=== The task ===
Copy all of the records below verbatim.

Stored data
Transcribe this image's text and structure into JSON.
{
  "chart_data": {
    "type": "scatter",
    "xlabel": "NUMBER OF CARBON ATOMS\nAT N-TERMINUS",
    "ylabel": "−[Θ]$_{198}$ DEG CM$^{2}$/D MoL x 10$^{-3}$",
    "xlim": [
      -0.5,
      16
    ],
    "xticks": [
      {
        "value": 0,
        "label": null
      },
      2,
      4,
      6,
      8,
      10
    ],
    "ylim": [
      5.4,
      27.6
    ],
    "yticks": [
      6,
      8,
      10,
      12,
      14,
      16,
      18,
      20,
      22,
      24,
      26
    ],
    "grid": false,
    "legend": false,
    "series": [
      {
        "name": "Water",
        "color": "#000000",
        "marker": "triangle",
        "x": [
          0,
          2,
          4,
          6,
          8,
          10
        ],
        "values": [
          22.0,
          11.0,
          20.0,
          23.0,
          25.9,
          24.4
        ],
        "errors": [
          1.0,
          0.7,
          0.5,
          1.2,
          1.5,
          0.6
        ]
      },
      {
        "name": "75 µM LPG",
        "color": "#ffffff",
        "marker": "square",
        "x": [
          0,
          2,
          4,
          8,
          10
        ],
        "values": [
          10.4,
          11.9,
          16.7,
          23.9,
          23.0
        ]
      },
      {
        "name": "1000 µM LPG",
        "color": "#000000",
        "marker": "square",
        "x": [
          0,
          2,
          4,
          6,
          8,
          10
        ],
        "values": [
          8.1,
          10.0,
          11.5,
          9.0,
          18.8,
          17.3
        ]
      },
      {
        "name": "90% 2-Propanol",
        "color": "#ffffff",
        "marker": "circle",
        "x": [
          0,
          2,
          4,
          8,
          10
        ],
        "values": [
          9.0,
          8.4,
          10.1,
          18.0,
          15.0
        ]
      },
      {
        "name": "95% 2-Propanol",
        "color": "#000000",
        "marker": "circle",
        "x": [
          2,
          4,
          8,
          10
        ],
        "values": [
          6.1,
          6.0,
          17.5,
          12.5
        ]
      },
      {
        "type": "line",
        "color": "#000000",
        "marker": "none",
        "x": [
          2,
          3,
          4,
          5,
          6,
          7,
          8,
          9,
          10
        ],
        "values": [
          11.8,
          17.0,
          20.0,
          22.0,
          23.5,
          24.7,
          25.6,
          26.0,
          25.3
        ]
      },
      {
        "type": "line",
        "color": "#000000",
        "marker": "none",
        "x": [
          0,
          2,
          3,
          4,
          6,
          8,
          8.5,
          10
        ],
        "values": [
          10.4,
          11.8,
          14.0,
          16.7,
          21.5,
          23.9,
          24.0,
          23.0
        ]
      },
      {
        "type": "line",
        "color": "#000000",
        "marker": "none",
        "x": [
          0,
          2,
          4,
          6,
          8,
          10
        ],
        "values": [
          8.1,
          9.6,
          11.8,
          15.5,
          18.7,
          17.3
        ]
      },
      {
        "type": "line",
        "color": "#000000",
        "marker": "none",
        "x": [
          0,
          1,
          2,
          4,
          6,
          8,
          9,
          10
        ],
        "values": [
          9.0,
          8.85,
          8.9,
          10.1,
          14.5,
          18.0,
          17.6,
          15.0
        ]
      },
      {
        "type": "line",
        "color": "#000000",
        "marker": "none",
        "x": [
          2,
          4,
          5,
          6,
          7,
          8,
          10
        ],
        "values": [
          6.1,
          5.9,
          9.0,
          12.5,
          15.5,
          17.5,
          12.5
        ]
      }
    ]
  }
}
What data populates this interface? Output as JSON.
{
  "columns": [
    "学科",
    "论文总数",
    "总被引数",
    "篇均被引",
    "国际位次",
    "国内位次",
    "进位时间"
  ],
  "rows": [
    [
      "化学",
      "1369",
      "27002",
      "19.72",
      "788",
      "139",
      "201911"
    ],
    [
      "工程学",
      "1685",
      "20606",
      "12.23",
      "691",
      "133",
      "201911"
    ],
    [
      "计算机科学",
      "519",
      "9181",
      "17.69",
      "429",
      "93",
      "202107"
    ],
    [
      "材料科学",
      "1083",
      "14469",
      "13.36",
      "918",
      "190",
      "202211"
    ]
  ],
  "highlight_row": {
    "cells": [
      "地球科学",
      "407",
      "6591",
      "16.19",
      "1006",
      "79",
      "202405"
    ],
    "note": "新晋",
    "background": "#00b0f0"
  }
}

=== Response for this exercise ===
Transcribe this image's text and structure into JSON.
{
  "chart_data": {
    "type": "scatter",
    "xlabel": "NUMBER OF CARBON ATOMS\nAT N-TERMINUS",
    "ylabel": "−[Θ]$_{198}$ DEG CM$^{2}$/D MoL x 10$^{-3}$",
    "xlim": [
      -0.5,
      16
    ],
    "xticks": [
      {
        "value": 0,
        "label": null
      },
      2,
      4,
      6,
      8,
      10
    ],
    "ylim": [
      5.4,
      27.6
    ],
    "yticks": [
      6,
      8,
      10,
      12,
      14,
      16,
      18,
      20,
      22,
      24,
      26
    ],
    "grid": false,
    "legend": false,
    "series": [
      {
        "name": "Water",
        "color": "#000000",
        "marker": "triangle",
        "x": [
          0,
          2,
          4,
          6,
          8,
          10
        ],
        "values": [
          22.0,
          11.0,
          20.0,
          23.0,
          25.9,
          24.4
        ],
        "errors": [
          1.0,
          0.7,
          0.5,
          1.2,
          1.5,
          0.6
        ]
      },
      {
        "name": "75 µM LPG",
        "color": "#ffffff",
        "marker": "square",
        "x": [
          0,
          2,
          4,
          8,
          10
        ],
        "values": [
          10.4,
          11.9,
          16.7,
          23.9,
          23.0
        ]
      },
      {
        "name": "1000 µM LPG",
        "color": "#000000",
        "marker": "square",
        "x": [
          0,
          2,
          4,
          6,
          8,
          10
        ],
        "values": [
          8.1,
          10.0,
          11.5,
          9.0,
          18.8,
          17.3
        ]
      },
      {
        "name": "90% 2-Propanol",
        "color": "#ffffff",
        "marker": "circle",
        "x": [
          0,
          2,
          4,
          8,
          10
        ],
        "values": [
          9.0,
          8.4,
          10.1,
          18.0,
          15.0
        ]
      },
      {
        "name": "95% 2-Propanol",
        "color": "#000000",
        "marker": "circle",
        "x": [
          2,
          4,
          8,
          10
        ],
        "values": [
          6.1,
          6.0,
          17.5,
          12.5
        ]
      },
      {
        "type": "line",
        "color": "#000000",
        "marker": "none",
        "x": [
          2,
          3,
          4,
          5,
          6,
          7,
          8,
          9,
          10
        ],
        "values": [
          11.8,
          17.0,
          20.0,
          22.0,
          23.5,
          24.7,
          25.6,
          26.0,
          25.3
        ]
      },
      {
        "type": "line",
        "color": "#000000",
        "marker": "none",
        "x": [
          0,
          2,
          3,
          4,
          6,
          8,
          8.5,
          10
        ],
        "values": [
          10.4,
          11.8,
          14.0,
          16.7,
          21.5,
          23.9,
          24.0,
          23.0
        ]
      },
      {
        "type": "line",
        "color": "#000000",
        "marker": "none",
        "x": [
          0,
          2,
          4,
          6,
          8,
          10
        ],
        "values": [
          8.1,
          9.6,
          11.8,
          15.5,
          18.7,
          17.3
        ]
      },
      {
        "type": "line",
        "color": "#000000",
        "marker": "none",
        "x": [
          0,
          1,
          2,
          4,
          6,
          8,
          9,
          10
        ],
        "values": [
          9.0,
          8.85,
          8.9,
          10.1,
          14.5,
          18.0,
          17.6,
          15.0
        ]
      },
      {
        "type": "line",
        "color": "#000000",
        "marker": "none",
        "x": [
          2,
          4,
          5,
          6,
          7,
          8,
          10
        ],
        "values": [
          6.1,
          5.9,
          9.0,
          12.5,
          15.5,
          17.5,
          12.5
        ]
      }
    ]
  }
}
What data populates this interface? Output as JSON.
{
  "columns": [
    "学科",
    "论文总数",
    "总被引数",
    "篇均被引",
    "国际位次",
    "国内位次",
    "进位时间"
  ],
  "rows": [
    [
      "化学",
      "1369",
      "27002",
      "19.72",
      "788",
      "139",
      "201911"
    ],
    [
      "工程学",
      "1685",
      "20606",
      "12.23",
      "691",
      "133",
      "201911"
    ],
    [
      "计算机科学",
      "519",
      "9181",
      "17.69",
      "429",
      "93",
      "202107"
    ],
    [
      "材料科学",
      "1083",
      "14469",
      "13.36",
      "918",
      "190",
      "202211"
    ]
  ],
  "highlight_row": {
    "cells": [
      "地球科学",
      "407",
      "6591",
      "16.19",
      "1006",
      "79",
      "202405"
    ],
    "note": "新晋",
    "background": "#00b0f0"
  }
}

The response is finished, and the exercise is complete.